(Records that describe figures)

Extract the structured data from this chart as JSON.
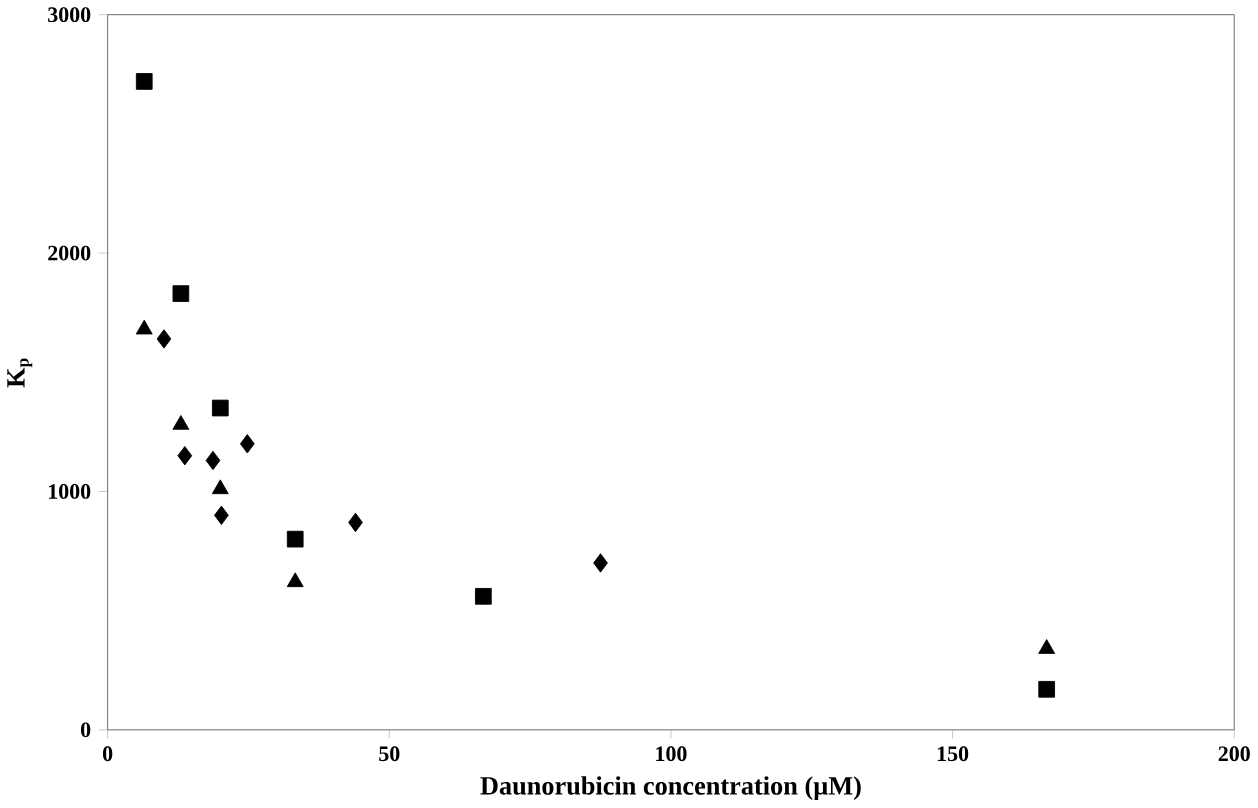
{
  "chart_data": {
    "type": "scatter",
    "xlabel": "Daunorubicin concentration (µM)",
    "ylabel": "K$_{p}$",
    "xlim": [
      0,
      200
    ],
    "xticks": [
      0,
      50,
      100,
      150,
      200
    ],
    "ylim": [
      0,
      3000
    ],
    "yticks": [
      0,
      1000,
      2000,
      3000
    ],
    "series": [
      {
        "marker": "square",
        "color": "#000000",
        "x": [
          6.5,
          13,
          20,
          33.3,
          66.7,
          166.7
        ],
        "values": [
          2720,
          1830,
          1350,
          800,
          560,
          170
        ]
      },
      {
        "marker": "triangle",
        "color": "#000000",
        "x": [
          6.5,
          13,
          20,
          33.3,
          66.7,
          166.7
        ],
        "values": [
          1680,
          1280,
          1010,
          620,
          null,
          340
        ]
      },
      {
        "marker": "diamond",
        "color": "#000000",
        "x": [
          10,
          13.7,
          18.7,
          24.8,
          20.2,
          44,
          87.5
        ],
        "values": [
          1640,
          1150,
          1130,
          1200,
          900,
          870,
          700
        ]
      }
    ]
  }
}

EXERCISE BRIEF =
Copy the records above exactly, omitting every picture.

FULL OUTPUT =
Extract the structured data from this chart as JSON.
{
  "chart_data": {
    "type": "scatter",
    "xlabel": "Daunorubicin concentration (µM)",
    "ylabel": "K$_{p}$",
    "xlim": [
      0,
      200
    ],
    "xticks": [
      0,
      50,
      100,
      150,
      200
    ],
    "ylim": [
      0,
      3000
    ],
    "yticks": [
      0,
      1000,
      2000,
      3000
    ],
    "series": [
      {
        "marker": "square",
        "color": "#000000",
        "x": [
          6.5,
          13,
          20,
          33.3,
          66.7,
          166.7
        ],
        "values": [
          2720,
          1830,
          1350,
          800,
          560,
          170
        ]
      },
      {
        "marker": "triangle",
        "color": "#000000",
        "x": [
          6.5,
          13,
          20,
          33.3,
          66.7,
          166.7
        ],
        "values": [
          1680,
          1280,
          1010,
          620,
          null,
          340
        ]
      },
      {
        "marker": "diamond",
        "color": "#000000",
        "x": [
          10,
          13.7,
          18.7,
          24.8,
          20.2,
          44,
          87.5
        ],
        "values": [
          1640,
          1150,
          1130,
          1200,
          900,
          870,
          700
        ]
      }
    ]
  }
}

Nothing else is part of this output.